**** DATA FOR THIS TASK ****
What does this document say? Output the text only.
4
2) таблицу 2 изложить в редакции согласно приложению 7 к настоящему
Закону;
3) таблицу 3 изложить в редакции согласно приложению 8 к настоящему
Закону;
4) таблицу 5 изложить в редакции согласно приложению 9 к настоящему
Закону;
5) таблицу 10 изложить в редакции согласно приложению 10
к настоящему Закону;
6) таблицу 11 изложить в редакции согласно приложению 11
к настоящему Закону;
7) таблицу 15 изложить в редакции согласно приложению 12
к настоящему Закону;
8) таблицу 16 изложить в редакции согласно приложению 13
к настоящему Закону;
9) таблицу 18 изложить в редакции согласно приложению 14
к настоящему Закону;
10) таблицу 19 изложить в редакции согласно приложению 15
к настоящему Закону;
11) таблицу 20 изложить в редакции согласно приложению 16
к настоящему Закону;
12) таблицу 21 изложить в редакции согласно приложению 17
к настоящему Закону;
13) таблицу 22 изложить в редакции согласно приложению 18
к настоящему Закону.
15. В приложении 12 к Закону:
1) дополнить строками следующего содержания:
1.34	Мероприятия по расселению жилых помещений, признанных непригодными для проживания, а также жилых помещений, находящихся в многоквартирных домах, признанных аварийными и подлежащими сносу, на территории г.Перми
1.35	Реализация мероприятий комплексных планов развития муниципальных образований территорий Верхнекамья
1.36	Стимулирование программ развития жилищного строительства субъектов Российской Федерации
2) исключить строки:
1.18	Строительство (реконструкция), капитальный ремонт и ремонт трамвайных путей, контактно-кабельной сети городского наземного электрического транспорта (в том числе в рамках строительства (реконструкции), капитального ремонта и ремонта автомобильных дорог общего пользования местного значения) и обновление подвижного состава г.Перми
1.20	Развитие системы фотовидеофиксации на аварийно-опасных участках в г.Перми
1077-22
****
EXERCISE OBJECTIVE -> Copy all lines in the listing above where the string "развития" appears.

COMPLETED EXERCISE ->
1.35	Реализация мероприятий комплексных планов развития муниципальных образований территорий Верхнекамья
1.36	Стимулирование программ развития жилищного строительства субъектов Российской Федерации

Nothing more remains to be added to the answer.